**Instructions to follow**
From the material below, list every line containing "WIND".

— START OF Data shown —

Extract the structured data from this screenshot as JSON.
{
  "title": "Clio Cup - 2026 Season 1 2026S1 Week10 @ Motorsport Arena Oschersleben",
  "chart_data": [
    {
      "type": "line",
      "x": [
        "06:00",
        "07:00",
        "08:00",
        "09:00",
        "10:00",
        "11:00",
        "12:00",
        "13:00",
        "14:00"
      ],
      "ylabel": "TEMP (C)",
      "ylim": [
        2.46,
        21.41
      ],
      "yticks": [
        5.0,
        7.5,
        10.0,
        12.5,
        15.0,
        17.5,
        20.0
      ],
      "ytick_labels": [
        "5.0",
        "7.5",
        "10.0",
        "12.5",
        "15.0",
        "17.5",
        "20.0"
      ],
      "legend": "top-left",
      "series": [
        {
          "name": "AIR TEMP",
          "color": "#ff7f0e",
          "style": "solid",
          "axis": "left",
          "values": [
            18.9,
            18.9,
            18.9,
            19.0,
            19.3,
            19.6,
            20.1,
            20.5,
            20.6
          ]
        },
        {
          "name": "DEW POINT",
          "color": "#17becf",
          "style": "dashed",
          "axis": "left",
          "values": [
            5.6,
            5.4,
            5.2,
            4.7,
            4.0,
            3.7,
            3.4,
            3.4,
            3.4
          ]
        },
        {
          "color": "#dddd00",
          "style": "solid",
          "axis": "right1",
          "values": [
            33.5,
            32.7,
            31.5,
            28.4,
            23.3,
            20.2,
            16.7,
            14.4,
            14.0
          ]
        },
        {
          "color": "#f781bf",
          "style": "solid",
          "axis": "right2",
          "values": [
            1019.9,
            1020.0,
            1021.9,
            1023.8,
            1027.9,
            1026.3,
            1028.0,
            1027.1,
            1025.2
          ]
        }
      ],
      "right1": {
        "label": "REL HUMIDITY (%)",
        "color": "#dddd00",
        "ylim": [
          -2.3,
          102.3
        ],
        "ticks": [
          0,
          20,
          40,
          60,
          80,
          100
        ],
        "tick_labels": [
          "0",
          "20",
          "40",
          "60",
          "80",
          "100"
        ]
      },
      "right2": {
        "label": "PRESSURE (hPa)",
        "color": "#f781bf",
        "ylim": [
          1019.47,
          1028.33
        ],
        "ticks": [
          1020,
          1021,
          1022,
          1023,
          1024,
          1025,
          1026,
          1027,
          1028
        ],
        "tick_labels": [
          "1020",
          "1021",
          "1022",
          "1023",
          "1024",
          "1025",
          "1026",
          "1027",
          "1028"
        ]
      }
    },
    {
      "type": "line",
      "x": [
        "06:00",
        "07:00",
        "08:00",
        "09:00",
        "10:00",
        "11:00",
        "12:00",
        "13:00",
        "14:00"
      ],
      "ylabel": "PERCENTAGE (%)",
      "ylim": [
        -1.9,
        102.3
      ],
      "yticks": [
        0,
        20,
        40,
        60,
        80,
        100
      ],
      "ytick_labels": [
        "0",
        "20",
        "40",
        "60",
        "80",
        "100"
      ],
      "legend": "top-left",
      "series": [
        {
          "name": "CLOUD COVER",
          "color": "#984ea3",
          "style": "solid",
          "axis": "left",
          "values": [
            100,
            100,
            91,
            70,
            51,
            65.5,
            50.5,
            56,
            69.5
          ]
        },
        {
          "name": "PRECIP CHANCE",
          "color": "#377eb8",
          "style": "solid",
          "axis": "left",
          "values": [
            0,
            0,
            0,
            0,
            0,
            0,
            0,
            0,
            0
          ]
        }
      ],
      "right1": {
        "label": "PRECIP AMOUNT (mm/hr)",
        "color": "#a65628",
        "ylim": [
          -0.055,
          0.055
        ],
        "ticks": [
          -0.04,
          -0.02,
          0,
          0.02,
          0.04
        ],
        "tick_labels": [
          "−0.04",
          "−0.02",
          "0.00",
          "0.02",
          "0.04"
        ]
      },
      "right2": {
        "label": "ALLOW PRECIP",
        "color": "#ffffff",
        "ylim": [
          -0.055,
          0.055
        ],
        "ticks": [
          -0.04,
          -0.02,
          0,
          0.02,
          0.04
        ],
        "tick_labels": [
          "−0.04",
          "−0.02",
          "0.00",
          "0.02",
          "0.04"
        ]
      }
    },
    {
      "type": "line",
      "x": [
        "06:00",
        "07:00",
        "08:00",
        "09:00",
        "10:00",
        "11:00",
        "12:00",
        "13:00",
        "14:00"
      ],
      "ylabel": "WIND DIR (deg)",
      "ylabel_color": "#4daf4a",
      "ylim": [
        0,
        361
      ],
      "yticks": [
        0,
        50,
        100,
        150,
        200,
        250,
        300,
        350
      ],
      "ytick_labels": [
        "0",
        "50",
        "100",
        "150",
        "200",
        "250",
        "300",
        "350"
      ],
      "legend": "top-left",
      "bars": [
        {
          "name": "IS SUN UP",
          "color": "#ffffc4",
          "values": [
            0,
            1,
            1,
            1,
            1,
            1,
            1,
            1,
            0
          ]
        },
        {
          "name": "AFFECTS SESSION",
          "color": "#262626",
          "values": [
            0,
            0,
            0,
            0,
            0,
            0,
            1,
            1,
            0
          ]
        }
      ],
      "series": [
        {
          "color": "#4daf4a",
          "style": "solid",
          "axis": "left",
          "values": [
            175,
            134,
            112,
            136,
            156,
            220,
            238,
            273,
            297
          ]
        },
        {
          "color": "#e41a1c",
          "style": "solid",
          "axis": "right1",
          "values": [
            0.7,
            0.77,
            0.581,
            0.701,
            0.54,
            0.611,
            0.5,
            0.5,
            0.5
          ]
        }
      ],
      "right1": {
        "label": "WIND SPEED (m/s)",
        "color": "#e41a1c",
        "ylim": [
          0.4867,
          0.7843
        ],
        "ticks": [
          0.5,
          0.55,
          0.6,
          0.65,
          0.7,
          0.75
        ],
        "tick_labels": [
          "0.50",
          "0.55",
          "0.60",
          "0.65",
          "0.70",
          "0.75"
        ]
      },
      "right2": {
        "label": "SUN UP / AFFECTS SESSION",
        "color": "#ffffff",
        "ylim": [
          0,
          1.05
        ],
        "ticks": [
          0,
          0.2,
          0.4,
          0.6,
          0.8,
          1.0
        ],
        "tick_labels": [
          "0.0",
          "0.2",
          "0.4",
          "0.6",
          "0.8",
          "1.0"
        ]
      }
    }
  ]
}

— END OF Data shown —

**Full answer**
      "ylabel": "WIND DIR (deg)",
        "label": "WIND SPEED (m/s)",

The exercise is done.